- Description of the task
Exactly as written, retype the listing below, omitting the pictures.

__________

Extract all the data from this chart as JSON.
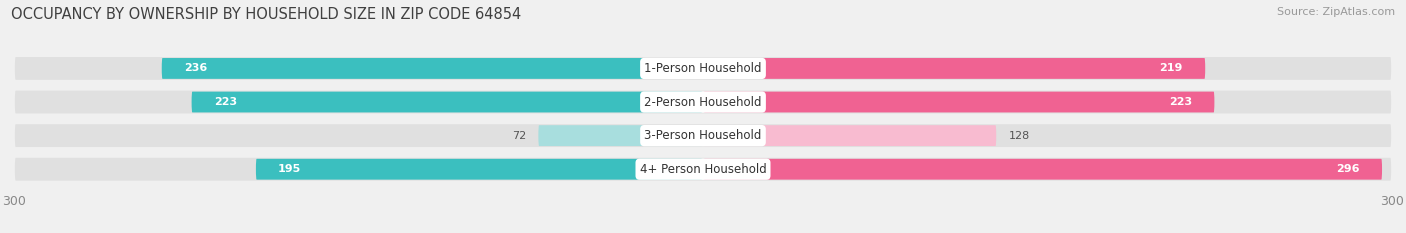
{
  "title": "OCCUPANCY BY OWNERSHIP BY HOUSEHOLD SIZE IN ZIP CODE 64854",
  "source": "Source: ZipAtlas.com",
  "categories": [
    "1-Person Household",
    "2-Person Household",
    "3-Person Household",
    "4+ Person Household"
  ],
  "owner_values": [
    236,
    223,
    72,
    195
  ],
  "renter_values": [
    219,
    223,
    128,
    296
  ],
  "owner_color_dark": "#3bbfbf",
  "owner_color_light": "#a8dede",
  "renter_color_dark": "#f06292",
  "renter_color_light": "#f8bbd0",
  "axis_max": 300,
  "bg_color": "#f0f0f0",
  "row_bg_color": "#e0e0e0",
  "title_fontsize": 10.5,
  "source_fontsize": 8,
  "label_fontsize": 8.5,
  "value_fontsize": 8,
  "tick_fontsize": 9,
  "legend_fontsize": 8.5
}
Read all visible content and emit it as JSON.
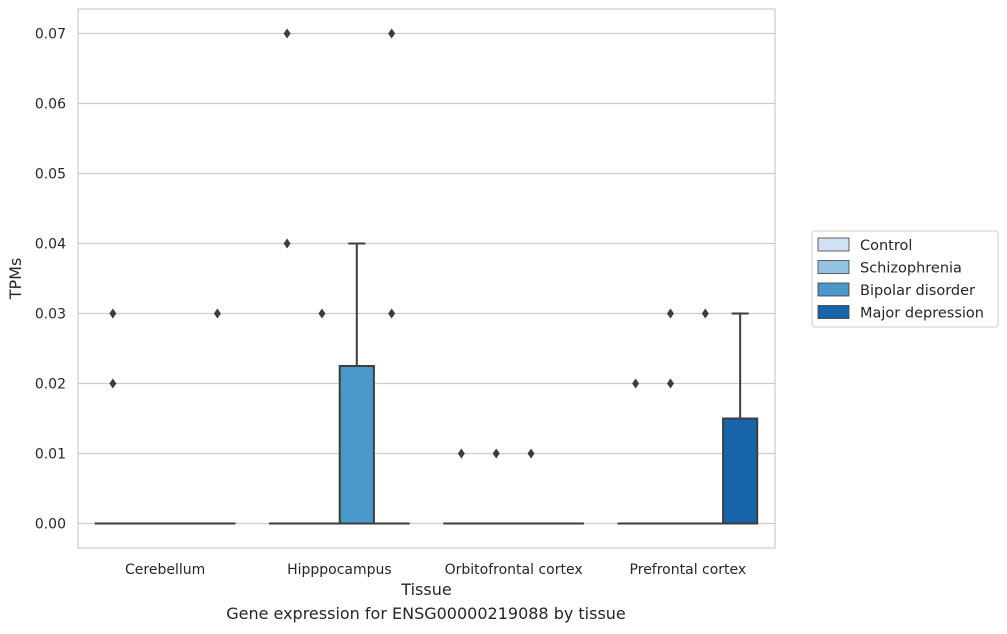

__________

- Output for this task
Extract all the data from this chart as JSON.
{
  "title": "OCCUPANCY BY OWNERSHIP BY HOUSEHOLD SIZE IN ZIP CODE 64854",
  "source": "Source: ZipAtlas.com",
  "categories": [
    "1-Person Household",
    "2-Person Household",
    "3-Person Household",
    "4+ Person Household"
  ],
  "owner_values": [
    236,
    223,
    72,
    195
  ],
  "renter_values": [
    219,
    223,
    128,
    296
  ],
  "owner_color_dark": "#3bbfbf",
  "owner_color_light": "#a8dede",
  "renter_color_dark": "#f06292",
  "renter_color_light": "#f8bbd0",
  "axis_max": 300,
  "bg_color": "#f0f0f0",
  "row_bg_color": "#e0e0e0",
  "title_fontsize": 10.5,
  "source_fontsize": 8,
  "label_fontsize": 8.5,
  "value_fontsize": 8,
  "tick_fontsize": 9,
  "legend_fontsize": 8.5
}
Read all visible content and emit it as JSON.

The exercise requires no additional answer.